(Data extracted from a collection)

================

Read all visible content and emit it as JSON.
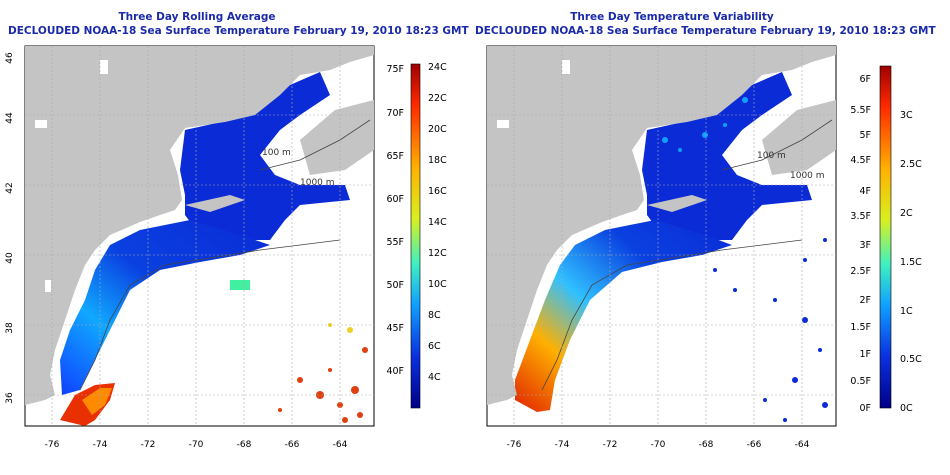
{
  "left": {
    "title": "Three Day Rolling Average",
    "subtitle": "DECLOUDED NOAA-18 Sea Surface Temperature February 19, 2010 18:23 GMT",
    "fahrenheit_ticks": [
      "75F",
      "70F",
      "65F",
      "60F",
      "55F",
      "50F",
      "45F",
      "40F"
    ],
    "celsius_ticks": [
      "24C",
      "22C",
      "20C",
      "18C",
      "16C",
      "14C",
      "12C",
      "10C",
      "8C",
      "6C",
      "4C"
    ]
  },
  "right": {
    "title": "Three Day Temperature Variability",
    "subtitle": "DECLOUDED NOAA-18 Sea Surface Temperature February 19, 2010 18:23 GMT",
    "fahrenheit_ticks": [
      "6F",
      "5.5F",
      "5F",
      "4.5F",
      "4F",
      "3.5F",
      "3F",
      "2.5F",
      "2F",
      "1.5F",
      "1F",
      "0.5F",
      "0F"
    ],
    "celsius_ticks": [
      "3C",
      "2.5C",
      "2C",
      "1.5C",
      "1C",
      "0.5C",
      "0C"
    ]
  },
  "map": {
    "lon_ticks": [
      "-76",
      "-74",
      "-72",
      "-70",
      "-68",
      "-66",
      "-64"
    ],
    "lat_ticks": [
      "46",
      "44",
      "42",
      "40",
      "38",
      "36"
    ],
    "contour_labels": [
      "100 m",
      "1000 m",
      "100 m",
      "1000 m"
    ]
  },
  "colors": {
    "land": "#c4c4c4",
    "ocean_cold": "#0a2bd6",
    "title": "#1b2aa8"
  }
}
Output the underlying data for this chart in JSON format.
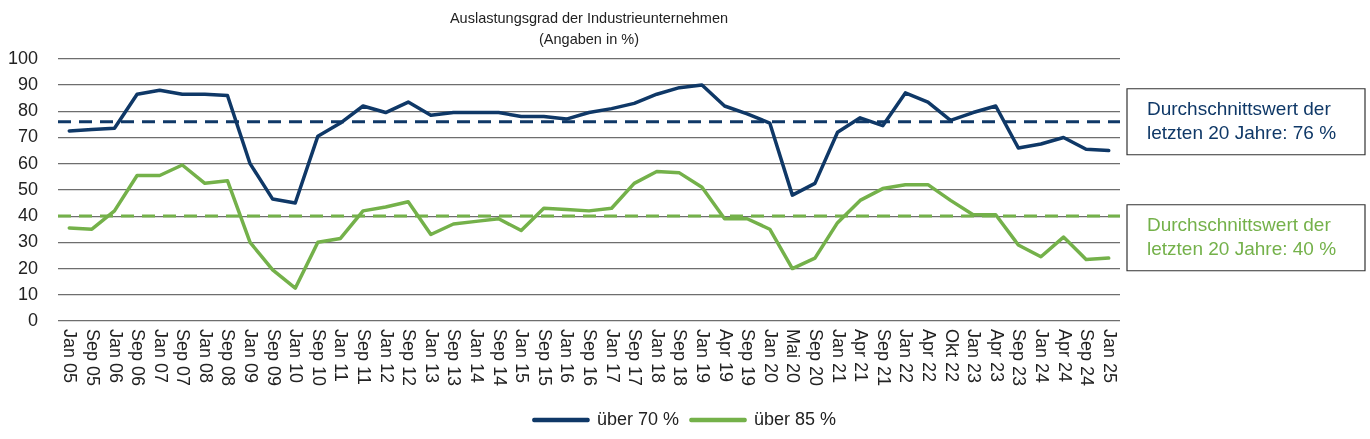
{
  "chart_data": {
    "type": "line",
    "title": "Auslastungsgrad der Industrieunternehmen",
    "subtitle": "(Angaben in %)",
    "categories": [
      "Jan 05",
      "Sep 05",
      "Jan 06",
      "Sep 06",
      "Jan 07",
      "Sep 07",
      "Jan 08",
      "Sep 08",
      "Jan 09",
      "Sep 09",
      "Jan 10",
      "Sep 10",
      "Jan 11",
      "Sep 11",
      "Jan 12",
      "Sep 12",
      "Jan 13",
      "Sep 13",
      "Jan 14",
      "Sep 14",
      "Jan 15",
      "Sep 15",
      "Jan 16",
      "Sep 16",
      "Jan 17",
      "Sep 17",
      "Jan 18",
      "Sep 18",
      "Jan 19",
      "Apr 19",
      "Sep 19",
      "Jan 20",
      "Mai 20",
      "Sep 20",
      "Jan 21",
      "Apr 21",
      "Sep 21",
      "Jan 22",
      "Apr 22",
      "Okt 22",
      "Jan 23",
      "Apr 23",
      "Sep 23",
      "Jan 24",
      "Apr 24",
      "Sep 24",
      "Jan 25"
    ],
    "series": [
      {
        "name": "über 70 %",
        "color": "#0f3867",
        "values": [
          72.5,
          73,
          73.5,
          86.5,
          88,
          86.5,
          86.5,
          86,
          60,
          46.5,
          45,
          70.5,
          75.5,
          82,
          79.5,
          83.5,
          78.5,
          79.5,
          79.5,
          79.5,
          78,
          78,
          77,
          79.5,
          81,
          83,
          86.5,
          89,
          90,
          82,
          79,
          75.5,
          48,
          52.5,
          72,
          77.5,
          74.5,
          87,
          83.5,
          76.5,
          79.5,
          82,
          66,
          67.5,
          70,
          65.5,
          65
        ]
      },
      {
        "name": "über 85 %",
        "color": "#74b14a",
        "values": [
          35.5,
          35,
          42,
          55.5,
          55.5,
          59.5,
          52.5,
          53.5,
          30,
          19.5,
          12.5,
          30,
          31.5,
          42,
          43.5,
          45.5,
          33,
          37,
          38,
          39,
          34.5,
          43,
          42.5,
          42,
          43,
          52.5,
          57,
          56.5,
          51,
          39,
          39,
          35,
          20,
          24,
          37.5,
          46,
          50.5,
          52,
          52,
          46,
          40.5,
          40.5,
          29,
          24.5,
          32,
          23.5,
          24
        ]
      }
    ],
    "ylim": [
      0,
      100
    ],
    "yticks": [
      0,
      10,
      20,
      30,
      40,
      50,
      60,
      70,
      80,
      90,
      100
    ],
    "grid": "y",
    "legend": "bottom",
    "marker": "none",
    "line_style": "solid",
    "ref_lines": [
      {
        "axis": "y",
        "value": 76,
        "label": "Durchschnittswert der letzten 20 Jahre: 76 %",
        "color": "#0f3867",
        "line_style": "dashed"
      },
      {
        "axis": "y",
        "value": 40,
        "label": "Durchschnittswert der letzten 20 Jahre: 40 %",
        "color": "#74b14a",
        "line_style": "dashed"
      }
    ]
  }
}
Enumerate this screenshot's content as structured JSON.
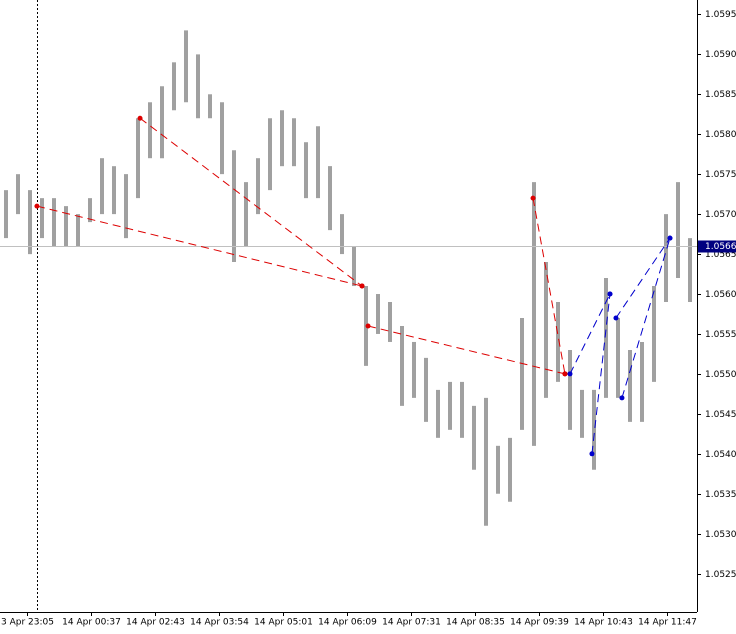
{
  "chart_data": {
    "type": "ohlc",
    "xlim": [
      0,
      58
    ],
    "ylim": [
      1.05202,
      1.05968
    ],
    "xticks": [
      {
        "value": 2.25,
        "label": "3 Apr 23:05"
      },
      {
        "value": 7.58,
        "label": "14 Apr 00:37"
      },
      {
        "value": 12.92,
        "label": "14 Apr 02:43"
      },
      {
        "value": 18.25,
        "label": "14 Apr 03:54"
      },
      {
        "value": 23.58,
        "label": "14 Apr 05:01"
      },
      {
        "value": 28.92,
        "label": "14 Apr 06:09"
      },
      {
        "value": 34.25,
        "label": "14 Apr 07:31"
      },
      {
        "value": 39.58,
        "label": "14 Apr 08:35"
      },
      {
        "value": 44.92,
        "label": "14 Apr 09:39"
      },
      {
        "value": 50.25,
        "label": "14 Apr 10:43"
      },
      {
        "value": 55.58,
        "label": "14 Apr 11:47"
      }
    ],
    "yticks": [
      1.0525,
      {
        "value": 1.053,
        "label": "1.0530"
      },
      1.0535,
      {
        "value": 1.054,
        "label": "1.0540"
      },
      1.0545,
      {
        "value": 1.055,
        "label": "1.0550"
      },
      1.0555,
      {
        "value": 1.056,
        "label": "1.0560"
      },
      1.0565,
      {
        "value": 1.057,
        "label": "1.0570"
      },
      1.0575,
      {
        "value": 1.058,
        "label": "1.0580"
      },
      1.0585,
      {
        "value": 1.059,
        "label": "1.0590"
      },
      1.0595
    ],
    "bid": 1.0566,
    "separator_x": 3.08,
    "bars": {
      "color": "#a0a0a0",
      "x": [
        0.5,
        1.5,
        2.5,
        3.5,
        4.5,
        5.5,
        6.5,
        7.5,
        8.5,
        9.5,
        10.5,
        11.5,
        12.5,
        13.5,
        14.5,
        15.5,
        16.5,
        17.5,
        18.5,
        19.5,
        20.5,
        21.5,
        22.5,
        23.5,
        24.5,
        25.5,
        26.5,
        27.5,
        28.5,
        29.5,
        30.5,
        31.5,
        32.5,
        33.5,
        34.5,
        35.5,
        36.5,
        37.5,
        38.5,
        39.5,
        40.5,
        41.5,
        42.5,
        43.5,
        44.5,
        45.5,
        46.5,
        47.5,
        48.5,
        49.5,
        50.5,
        51.5,
        52.5,
        53.5,
        54.5,
        55.5,
        56.5,
        57.5
      ],
      "high": [
        1.0573,
        1.0575,
        1.0573,
        1.0572,
        1.0572,
        1.0571,
        1.057,
        1.0572,
        1.0577,
        1.0576,
        1.0575,
        1.0582,
        1.0584,
        1.0586,
        1.0589,
        1.0593,
        1.059,
        1.0585,
        1.0584,
        1.0578,
        1.0574,
        1.0577,
        1.0582,
        1.0583,
        1.0582,
        1.0579,
        1.0581,
        1.0576,
        1.057,
        1.0566,
        1.0561,
        1.056,
        1.0559,
        1.0556,
        1.0554,
        1.0552,
        1.0548,
        1.0549,
        1.0549,
        1.0546,
        1.0547,
        1.0541,
        1.0542,
        1.0557,
        1.0574,
        1.0564,
        1.0559,
        1.0553,
        1.0548,
        1.0548,
        1.0562,
        1.0557,
        1.0553,
        1.0554,
        1.0561,
        1.057,
        1.0574,
        1.0567
      ],
      "low": [
        1.0567,
        1.057,
        1.0565,
        1.0567,
        1.0566,
        1.0566,
        1.0566,
        1.0569,
        1.057,
        1.057,
        1.0567,
        1.0572,
        1.0577,
        1.0577,
        1.0583,
        1.0584,
        1.0582,
        1.0582,
        1.0575,
        1.0564,
        1.0566,
        1.057,
        1.0573,
        1.0576,
        1.0576,
        1.0572,
        1.0572,
        1.0568,
        1.0565,
        1.0561,
        1.0551,
        1.0555,
        1.0554,
        1.0546,
        1.0547,
        1.0544,
        1.0542,
        1.0543,
        1.0542,
        1.0538,
        1.0531,
        1.0535,
        1.0534,
        1.0543,
        1.0541,
        1.0547,
        1.0549,
        1.0543,
        1.0542,
        1.0538,
        1.0547,
        1.0547,
        1.0544,
        1.0544,
        1.0549,
        1.0559,
        1.0562,
        1.0559
      ]
    },
    "trades": [
      {
        "color": "#dd0000",
        "x": [
          3.08,
          30.17
        ],
        "y": [
          1.0571,
          1.0561
        ]
      },
      {
        "color": "#dd0000",
        "x": [
          11.67,
          30.17
        ],
        "y": [
          1.0582,
          1.0561
        ]
      },
      {
        "color": "#dd0000",
        "x": [
          30.67,
          47.08
        ],
        "y": [
          1.0556,
          1.055
        ]
      },
      {
        "color": "#dd0000",
        "x": [
          44.42,
          47.08
        ],
        "y": [
          1.0572,
          1.055
        ]
      },
      {
        "color": "#0000cc",
        "x": [
          47.5,
          50.83
        ],
        "y": [
          1.055,
          1.056
        ]
      },
      {
        "color": "#0000cc",
        "x": [
          49.33,
          50.83
        ],
        "y": [
          1.054,
          1.056
        ]
      },
      {
        "color": "#0000cc",
        "x": [
          51.33,
          55.83
        ],
        "y": [
          1.0557,
          1.0567
        ]
      },
      {
        "color": "#0000cc",
        "x": [
          51.83,
          55.83
        ],
        "y": [
          1.0547,
          1.0567
        ]
      }
    ]
  }
}
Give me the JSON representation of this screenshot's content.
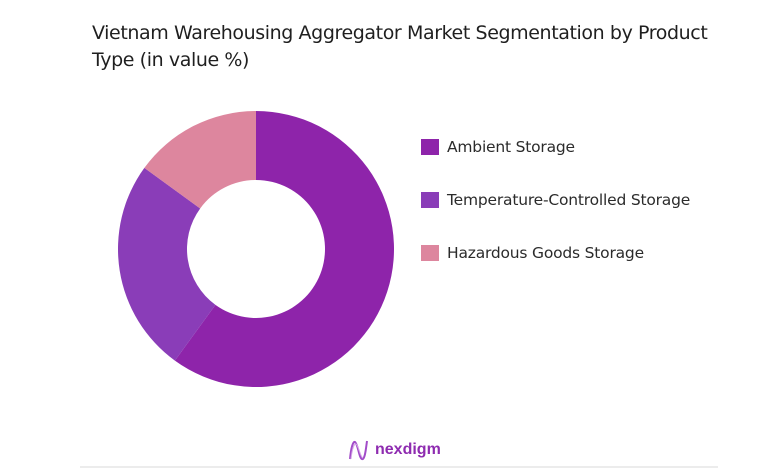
{
  "title": "Vietnam Warehousing Aggregator Market Segmentation by Product Type (in value %)",
  "chart_data": {
    "type": "pie",
    "variant": "donut",
    "title": "Vietnam Warehousing Aggregator Market Segmentation by Product Type (in value %)",
    "categories": [
      "Ambient Storage",
      "Temperature-Controlled Storage",
      "Hazardous Goods Storage"
    ],
    "values": [
      60,
      25,
      15
    ],
    "colors": [
      "#8E24AA",
      "#8A3DB8",
      "#DD869E"
    ],
    "legend_position": "right",
    "start_angle": "top, clockwise"
  },
  "legend": {
    "items": [
      {
        "label": "Ambient Storage",
        "color": "#8E24AA"
      },
      {
        "label": "Temperature-Controlled Storage",
        "color": "#8A3DB8"
      },
      {
        "label": "Hazardous Goods Storage",
        "color": "#DD869E"
      }
    ]
  },
  "brand": {
    "name": "nexdigm",
    "color": "#8E2BB0"
  }
}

================

__Prompt__. Within the records, how many lines include "Goods"? The answer is the number and nothing else.

__Result of this exercise__. 2